Dataset items:
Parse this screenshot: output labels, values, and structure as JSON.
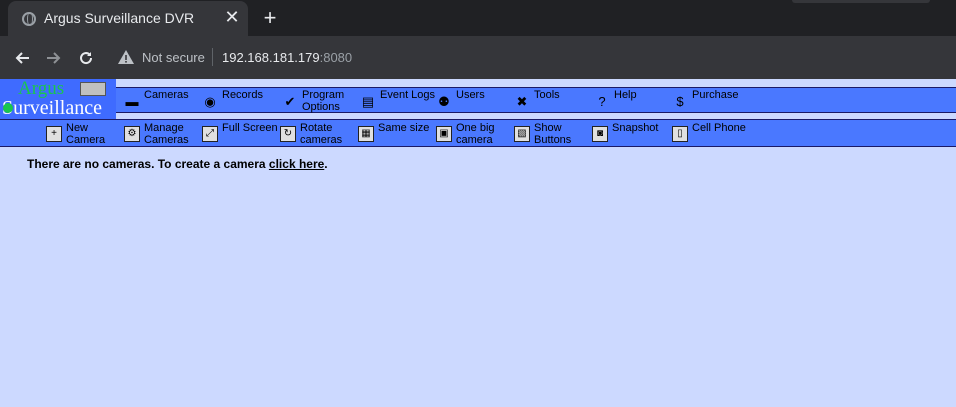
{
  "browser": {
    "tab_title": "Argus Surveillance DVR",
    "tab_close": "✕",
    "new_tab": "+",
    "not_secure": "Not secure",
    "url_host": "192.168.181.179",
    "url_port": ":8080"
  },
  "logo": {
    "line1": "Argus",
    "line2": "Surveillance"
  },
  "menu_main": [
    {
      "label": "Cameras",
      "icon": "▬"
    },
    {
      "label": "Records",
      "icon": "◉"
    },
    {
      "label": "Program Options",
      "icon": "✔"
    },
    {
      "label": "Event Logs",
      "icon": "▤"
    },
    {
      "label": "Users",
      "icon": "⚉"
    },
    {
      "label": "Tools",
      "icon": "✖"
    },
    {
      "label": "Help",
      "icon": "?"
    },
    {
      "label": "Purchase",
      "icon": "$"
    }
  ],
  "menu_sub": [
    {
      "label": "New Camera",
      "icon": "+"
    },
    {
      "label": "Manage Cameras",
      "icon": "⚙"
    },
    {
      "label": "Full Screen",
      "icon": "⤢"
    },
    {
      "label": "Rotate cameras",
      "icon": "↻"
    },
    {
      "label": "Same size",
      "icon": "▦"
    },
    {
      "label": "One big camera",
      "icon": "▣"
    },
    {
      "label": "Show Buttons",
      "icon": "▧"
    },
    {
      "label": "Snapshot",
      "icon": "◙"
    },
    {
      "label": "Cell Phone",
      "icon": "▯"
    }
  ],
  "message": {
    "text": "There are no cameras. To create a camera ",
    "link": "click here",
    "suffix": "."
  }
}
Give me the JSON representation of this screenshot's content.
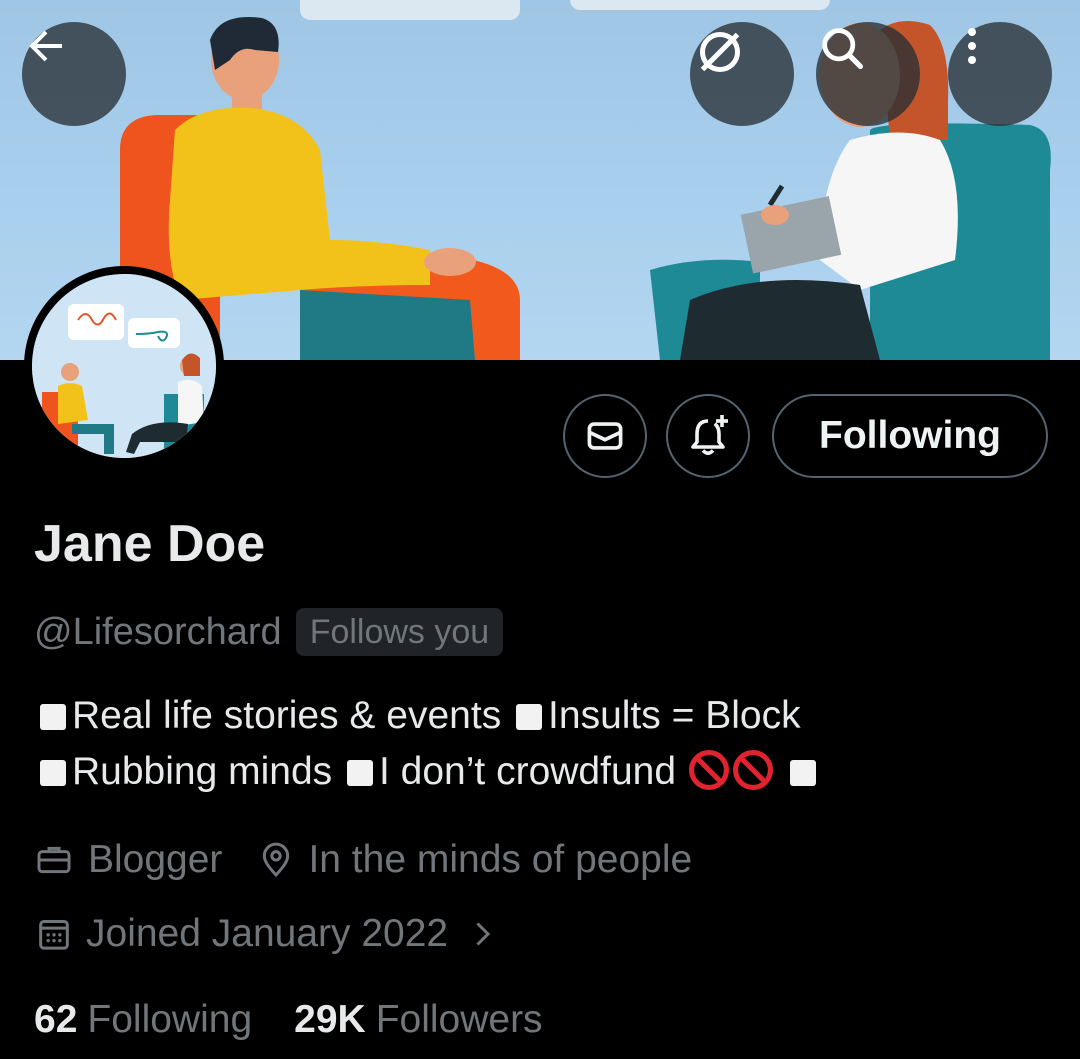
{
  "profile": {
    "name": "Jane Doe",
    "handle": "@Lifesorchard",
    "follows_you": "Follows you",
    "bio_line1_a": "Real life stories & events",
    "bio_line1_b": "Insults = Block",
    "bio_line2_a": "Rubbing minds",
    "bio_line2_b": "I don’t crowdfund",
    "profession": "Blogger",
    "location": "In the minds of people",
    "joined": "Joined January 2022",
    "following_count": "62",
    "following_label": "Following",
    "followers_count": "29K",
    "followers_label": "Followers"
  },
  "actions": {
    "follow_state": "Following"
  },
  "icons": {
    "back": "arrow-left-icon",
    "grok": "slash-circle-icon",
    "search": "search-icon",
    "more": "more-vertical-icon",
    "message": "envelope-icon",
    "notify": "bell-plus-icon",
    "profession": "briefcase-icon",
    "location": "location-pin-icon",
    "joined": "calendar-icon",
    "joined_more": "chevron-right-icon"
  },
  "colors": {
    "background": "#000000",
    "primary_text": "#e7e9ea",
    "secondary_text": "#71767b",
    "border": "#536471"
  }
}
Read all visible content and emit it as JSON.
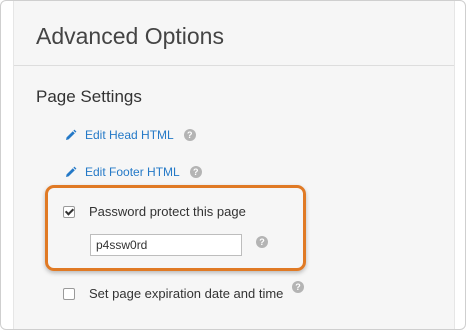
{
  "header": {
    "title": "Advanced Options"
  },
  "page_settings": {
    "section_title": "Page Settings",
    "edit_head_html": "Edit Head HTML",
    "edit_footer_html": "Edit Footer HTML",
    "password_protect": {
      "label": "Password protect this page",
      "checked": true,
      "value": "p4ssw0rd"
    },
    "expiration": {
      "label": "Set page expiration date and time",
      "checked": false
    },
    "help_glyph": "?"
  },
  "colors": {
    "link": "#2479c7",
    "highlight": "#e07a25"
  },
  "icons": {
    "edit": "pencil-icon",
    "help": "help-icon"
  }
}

> _TASK DIRECTIONS_
Go through the data above and find the lines with the word "expiration". Copy each of those lines.

> _RESPONSE TO THIS TASK_
    "expiration": {
      "label": "Set page expiration date and time",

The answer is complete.